## START

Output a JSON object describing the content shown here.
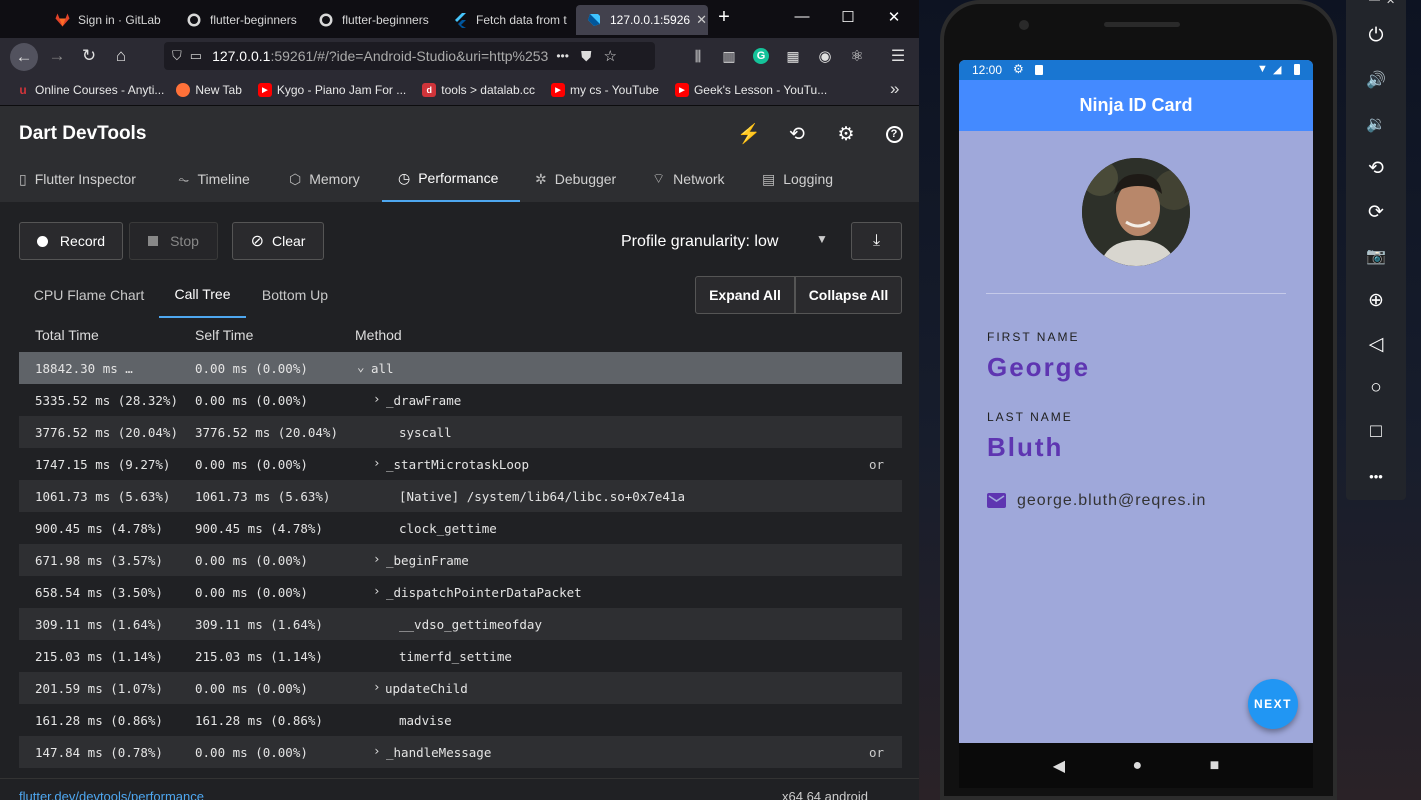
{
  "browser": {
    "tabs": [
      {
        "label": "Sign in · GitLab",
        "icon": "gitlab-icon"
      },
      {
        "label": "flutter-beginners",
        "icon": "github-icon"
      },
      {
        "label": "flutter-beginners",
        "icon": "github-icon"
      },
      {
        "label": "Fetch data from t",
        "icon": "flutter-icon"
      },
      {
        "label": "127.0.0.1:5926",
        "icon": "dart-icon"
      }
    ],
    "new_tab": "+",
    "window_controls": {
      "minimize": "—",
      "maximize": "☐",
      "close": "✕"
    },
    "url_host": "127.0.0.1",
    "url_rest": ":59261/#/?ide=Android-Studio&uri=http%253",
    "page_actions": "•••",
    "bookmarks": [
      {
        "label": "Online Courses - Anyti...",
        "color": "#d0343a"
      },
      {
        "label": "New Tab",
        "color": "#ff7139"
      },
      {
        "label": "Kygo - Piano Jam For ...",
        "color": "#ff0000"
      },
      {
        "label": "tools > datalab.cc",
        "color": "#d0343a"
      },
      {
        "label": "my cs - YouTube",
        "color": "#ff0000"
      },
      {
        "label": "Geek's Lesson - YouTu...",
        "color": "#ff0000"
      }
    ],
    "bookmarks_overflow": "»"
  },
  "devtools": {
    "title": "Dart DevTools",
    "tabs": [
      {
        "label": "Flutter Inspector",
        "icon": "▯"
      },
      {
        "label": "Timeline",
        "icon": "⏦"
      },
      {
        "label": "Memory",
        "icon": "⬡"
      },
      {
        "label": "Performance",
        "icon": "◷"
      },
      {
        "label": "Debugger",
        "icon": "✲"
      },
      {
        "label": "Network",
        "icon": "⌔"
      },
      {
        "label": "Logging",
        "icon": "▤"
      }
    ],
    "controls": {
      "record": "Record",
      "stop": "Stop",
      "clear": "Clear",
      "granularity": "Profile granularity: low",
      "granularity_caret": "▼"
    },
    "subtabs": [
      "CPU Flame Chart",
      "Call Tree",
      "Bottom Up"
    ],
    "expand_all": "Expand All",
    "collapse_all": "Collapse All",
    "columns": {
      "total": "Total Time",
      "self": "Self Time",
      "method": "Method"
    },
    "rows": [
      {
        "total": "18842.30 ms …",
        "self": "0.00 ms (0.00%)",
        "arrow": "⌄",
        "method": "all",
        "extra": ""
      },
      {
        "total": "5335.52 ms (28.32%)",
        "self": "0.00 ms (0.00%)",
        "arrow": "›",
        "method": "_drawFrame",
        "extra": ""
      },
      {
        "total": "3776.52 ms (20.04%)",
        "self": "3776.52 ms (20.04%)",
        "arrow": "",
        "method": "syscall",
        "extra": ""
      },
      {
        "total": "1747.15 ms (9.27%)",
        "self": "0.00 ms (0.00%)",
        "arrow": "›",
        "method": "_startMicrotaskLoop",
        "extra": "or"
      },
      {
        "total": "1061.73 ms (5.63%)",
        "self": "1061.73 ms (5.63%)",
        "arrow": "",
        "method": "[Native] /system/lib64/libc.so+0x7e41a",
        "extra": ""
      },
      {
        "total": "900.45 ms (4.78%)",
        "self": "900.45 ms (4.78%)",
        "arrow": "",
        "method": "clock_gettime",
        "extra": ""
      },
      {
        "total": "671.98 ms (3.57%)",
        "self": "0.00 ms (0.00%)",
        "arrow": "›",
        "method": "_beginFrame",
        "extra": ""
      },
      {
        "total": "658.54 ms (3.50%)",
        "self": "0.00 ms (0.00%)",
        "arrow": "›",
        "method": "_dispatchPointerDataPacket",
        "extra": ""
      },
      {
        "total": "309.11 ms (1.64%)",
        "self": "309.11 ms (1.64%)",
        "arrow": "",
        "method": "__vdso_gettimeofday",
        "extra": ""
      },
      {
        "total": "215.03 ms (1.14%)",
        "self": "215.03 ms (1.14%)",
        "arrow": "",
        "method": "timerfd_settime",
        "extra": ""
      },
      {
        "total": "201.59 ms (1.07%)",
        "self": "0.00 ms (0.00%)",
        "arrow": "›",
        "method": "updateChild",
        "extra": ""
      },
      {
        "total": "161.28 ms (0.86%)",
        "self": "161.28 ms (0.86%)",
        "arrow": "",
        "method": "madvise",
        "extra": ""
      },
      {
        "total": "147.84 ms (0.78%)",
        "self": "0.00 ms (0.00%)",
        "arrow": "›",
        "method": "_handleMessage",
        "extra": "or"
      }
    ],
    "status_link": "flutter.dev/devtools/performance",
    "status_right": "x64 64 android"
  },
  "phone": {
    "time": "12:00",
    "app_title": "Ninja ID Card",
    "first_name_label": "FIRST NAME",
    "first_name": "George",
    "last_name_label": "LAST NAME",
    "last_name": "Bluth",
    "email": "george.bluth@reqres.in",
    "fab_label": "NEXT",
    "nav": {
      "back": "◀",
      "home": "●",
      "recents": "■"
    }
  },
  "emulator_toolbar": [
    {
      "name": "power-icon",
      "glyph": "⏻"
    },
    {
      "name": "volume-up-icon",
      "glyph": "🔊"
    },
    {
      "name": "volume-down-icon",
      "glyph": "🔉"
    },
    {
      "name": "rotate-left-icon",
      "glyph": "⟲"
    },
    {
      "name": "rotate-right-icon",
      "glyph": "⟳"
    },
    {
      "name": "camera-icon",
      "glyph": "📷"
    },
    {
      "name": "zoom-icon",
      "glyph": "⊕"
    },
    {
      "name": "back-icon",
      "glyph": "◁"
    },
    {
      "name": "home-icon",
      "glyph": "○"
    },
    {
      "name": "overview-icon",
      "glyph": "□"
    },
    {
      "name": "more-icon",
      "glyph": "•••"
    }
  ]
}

## END

◆ **Directions**:
Every entry must be reproduced exactly, with the images left out.

◆ **The output**:
Output a JSON object describing the content shown here.
{
  "browser": {
    "tabs": [
      {
        "label": "Sign in · GitLab",
        "icon": "gitlab-icon"
      },
      {
        "label": "flutter-beginners",
        "icon": "github-icon"
      },
      {
        "label": "flutter-beginners",
        "icon": "github-icon"
      },
      {
        "label": "Fetch data from t",
        "icon": "flutter-icon"
      },
      {
        "label": "127.0.0.1:5926",
        "icon": "dart-icon"
      }
    ],
    "new_tab": "+",
    "window_controls": {
      "minimize": "—",
      "maximize": "☐",
      "close": "✕"
    },
    "url_host": "127.0.0.1",
    "url_rest": ":59261/#/?ide=Android-Studio&uri=http%253",
    "page_actions": "•••",
    "bookmarks": [
      {
        "label": "Online Courses - Anyti...",
        "color": "#d0343a"
      },
      {
        "label": "New Tab",
        "color": "#ff7139"
      },
      {
        "label": "Kygo - Piano Jam For ...",
        "color": "#ff0000"
      },
      {
        "label": "tools > datalab.cc",
        "color": "#d0343a"
      },
      {
        "label": "my cs - YouTube",
        "color": "#ff0000"
      },
      {
        "label": "Geek's Lesson - YouTu...",
        "color": "#ff0000"
      }
    ],
    "bookmarks_overflow": "»"
  },
  "devtools": {
    "title": "Dart DevTools",
    "tabs": [
      {
        "label": "Flutter Inspector",
        "icon": "▯"
      },
      {
        "label": "Timeline",
        "icon": "⏦"
      },
      {
        "label": "Memory",
        "icon": "⬡"
      },
      {
        "label": "Performance",
        "icon": "◷"
      },
      {
        "label": "Debugger",
        "icon": "✲"
      },
      {
        "label": "Network",
        "icon": "⌔"
      },
      {
        "label": "Logging",
        "icon": "▤"
      }
    ],
    "controls": {
      "record": "Record",
      "stop": "Stop",
      "clear": "Clear",
      "granularity": "Profile granularity: low",
      "granularity_caret": "▼"
    },
    "subtabs": [
      "CPU Flame Chart",
      "Call Tree",
      "Bottom Up"
    ],
    "expand_all": "Expand All",
    "collapse_all": "Collapse All",
    "columns": {
      "total": "Total Time",
      "self": "Self Time",
      "method": "Method"
    },
    "rows": [
      {
        "total": "18842.30 ms …",
        "self": "0.00 ms (0.00%)",
        "arrow": "⌄",
        "method": "all",
        "extra": ""
      },
      {
        "total": "5335.52 ms (28.32%)",
        "self": "0.00 ms (0.00%)",
        "arrow": "›",
        "method": "_drawFrame",
        "extra": ""
      },
      {
        "total": "3776.52 ms (20.04%)",
        "self": "3776.52 ms (20.04%)",
        "arrow": "",
        "method": "syscall",
        "extra": ""
      },
      {
        "total": "1747.15 ms (9.27%)",
        "self": "0.00 ms (0.00%)",
        "arrow": "›",
        "method": "_startMicrotaskLoop",
        "extra": "or"
      },
      {
        "total": "1061.73 ms (5.63%)",
        "self": "1061.73 ms (5.63%)",
        "arrow": "",
        "method": "[Native] /system/lib64/libc.so+0x7e41a",
        "extra": ""
      },
      {
        "total": "900.45 ms (4.78%)",
        "self": "900.45 ms (4.78%)",
        "arrow": "",
        "method": "clock_gettime",
        "extra": ""
      },
      {
        "total": "671.98 ms (3.57%)",
        "self": "0.00 ms (0.00%)",
        "arrow": "›",
        "method": "_beginFrame",
        "extra": ""
      },
      {
        "total": "658.54 ms (3.50%)",
        "self": "0.00 ms (0.00%)",
        "arrow": "›",
        "method": "_dispatchPointerDataPacket",
        "extra": ""
      },
      {
        "total": "309.11 ms (1.64%)",
        "self": "309.11 ms (1.64%)",
        "arrow": "",
        "method": "__vdso_gettimeofday",
        "extra": ""
      },
      {
        "total": "215.03 ms (1.14%)",
        "self": "215.03 ms (1.14%)",
        "arrow": "",
        "method": "timerfd_settime",
        "extra": ""
      },
      {
        "total": "201.59 ms (1.07%)",
        "self": "0.00 ms (0.00%)",
        "arrow": "›",
        "method": "updateChild",
        "extra": ""
      },
      {
        "total": "161.28 ms (0.86%)",
        "self": "161.28 ms (0.86%)",
        "arrow": "",
        "method": "madvise",
        "extra": ""
      },
      {
        "total": "147.84 ms (0.78%)",
        "self": "0.00 ms (0.00%)",
        "arrow": "›",
        "method": "_handleMessage",
        "extra": "or"
      }
    ],
    "status_link": "flutter.dev/devtools/performance",
    "status_right": "x64 64 android"
  },
  "phone": {
    "time": "12:00",
    "app_title": "Ninja ID Card",
    "first_name_label": "FIRST NAME",
    "first_name": "George",
    "last_name_label": "LAST NAME",
    "last_name": "Bluth",
    "email": "george.bluth@reqres.in",
    "fab_label": "NEXT",
    "nav": {
      "back": "◀",
      "home": "●",
      "recents": "■"
    }
  },
  "emulator_toolbar": [
    {
      "name": "power-icon",
      "glyph": "⏻"
    },
    {
      "name": "volume-up-icon",
      "glyph": "🔊"
    },
    {
      "name": "volume-down-icon",
      "glyph": "🔉"
    },
    {
      "name": "rotate-left-icon",
      "glyph": "⟲"
    },
    {
      "name": "rotate-right-icon",
      "glyph": "⟳"
    },
    {
      "name": "camera-icon",
      "glyph": "📷"
    },
    {
      "name": "zoom-icon",
      "glyph": "⊕"
    },
    {
      "name": "back-icon",
      "glyph": "◁"
    },
    {
      "name": "home-icon",
      "glyph": "○"
    },
    {
      "name": "overview-icon",
      "glyph": "□"
    },
    {
      "name": "more-icon",
      "glyph": "•••"
    }
  ]
}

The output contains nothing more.